# Work to be completed
Would you quote every entry exactly, dropping only the pictures?
--- Start of Records for this exercise ---
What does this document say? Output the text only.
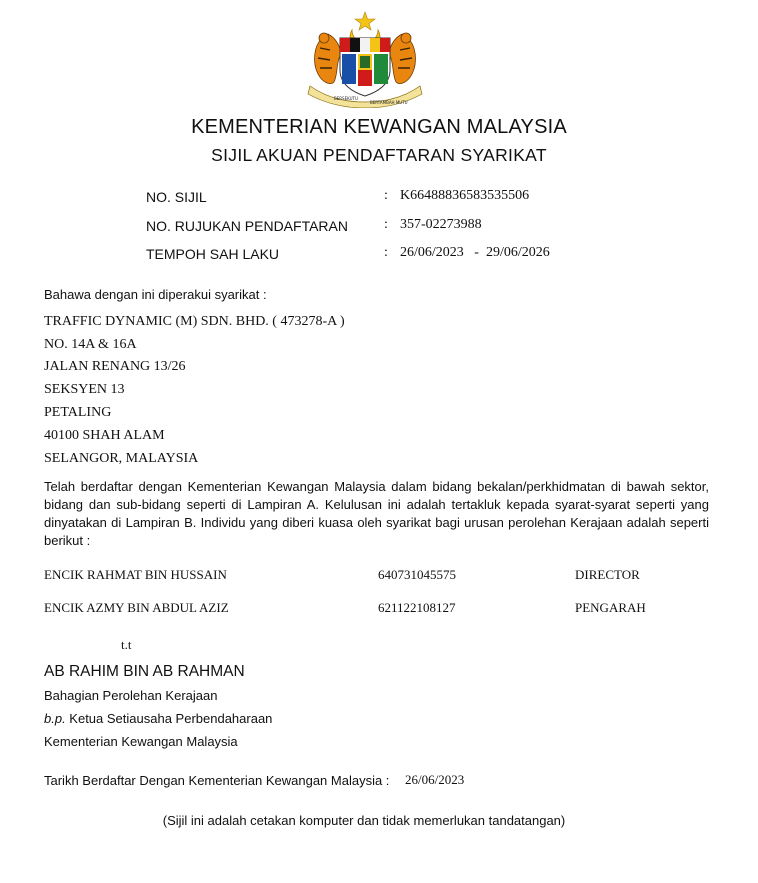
BERSEKUTU
BERTAMBAH MUTU
KEMENTERIAN KEWANGAN MALAYSIA
SIJIL AKUAN PENDAFTARAN SYARIKAT
NO. SIJIL	: K66488836583535506
NO. RUJUKAN PENDAFTARAN	: 357-02273988
TEMPOH SAH LAKU	: 26/06/2023   -  29/06/2026
Bahawa dengan ini diperakui syarikat :
TRAFFIC DYNAMIC (M) SDN. BHD. ( 473278-A )
NO. 14A & 16A
JALAN RENANG 13/26
SEKSYEN 13
PETALING
40100 SHAH ALAM
SELANGOR, MALAYSIA
Telah berdaftar dengan Kementerian Kewangan Malaysia dalam bidang bekalan/perkhidmatan di bawah sektor, bidang dan sub-bidang seperti di Lampiran A. Kelulusan ini adalah tertakluk kepada syarat-syarat seperti yang dinyatakan di Lampiran B. Individu yang diberi kuasa oleh syarikat bagi urusan perolehan Kerajaan adalah seperti berikut :
ENCIK RAHMAT BIN HUSSAIN	640731045575	DIRECTOR
ENCIK AZMY BIN ABDUL AZIZ	621122108127	PENGARAH
t.t
AB RAHIM BIN AB RAHMAN
Bahagian Perolehan Kerajaan
b.p. Ketua Setiausaha Perbendaharaan
Kementerian Kewangan Malaysia
Tarikh Berdaftar Dengan Kementerian Kewangan Malaysia : 26/06/2023
(Sijil ini adalah cetakan komputer dan tidak memerlukan tandatangan)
--- End of Records for this exercise ---
# Solution to this exercise
What does this document say? Output the text only.
BERSEKUTU
BERTAMBAH MUTU
KEMENTERIAN KEWANGAN MALAYSIA
SIJIL AKUAN PENDAFTARAN SYARIKAT
NO. SIJIL	: K66488836583535506
NO. RUJUKAN PENDAFTARAN	: 357-02273988
TEMPOH SAH LAKU	: 26/06/2023   -  29/06/2026
Bahawa dengan ini diperakui syarikat :
TRAFFIC DYNAMIC (M) SDN. BHD. ( 473278-A )
NO. 14A & 16A
JALAN RENANG 13/26
SEKSYEN 13
PETALING
40100 SHAH ALAM
SELANGOR, MALAYSIA
Telah berdaftar dengan Kementerian Kewangan Malaysia dalam bidang bekalan/perkhidmatan di bawah sektor, bidang dan sub-bidang seperti di Lampiran A. Kelulusan ini adalah tertakluk kepada syarat-syarat seperti yang dinyatakan di Lampiran B. Individu yang diberi kuasa oleh syarikat bagi urusan perolehan Kerajaan adalah seperti berikut :
ENCIK RAHMAT BIN HUSSAIN	640731045575	DIRECTOR
ENCIK AZMY BIN ABDUL AZIZ	621122108127	PENGARAH
t.t
AB RAHIM BIN AB RAHMAN
Bahagian Perolehan Kerajaan
b.p. Ketua Setiausaha Perbendaharaan
Kementerian Kewangan Malaysia
Tarikh Berdaftar Dengan Kementerian Kewangan Malaysia : 26/06/2023
(Sijil ini adalah cetakan komputer dan tidak memerlukan tandatangan)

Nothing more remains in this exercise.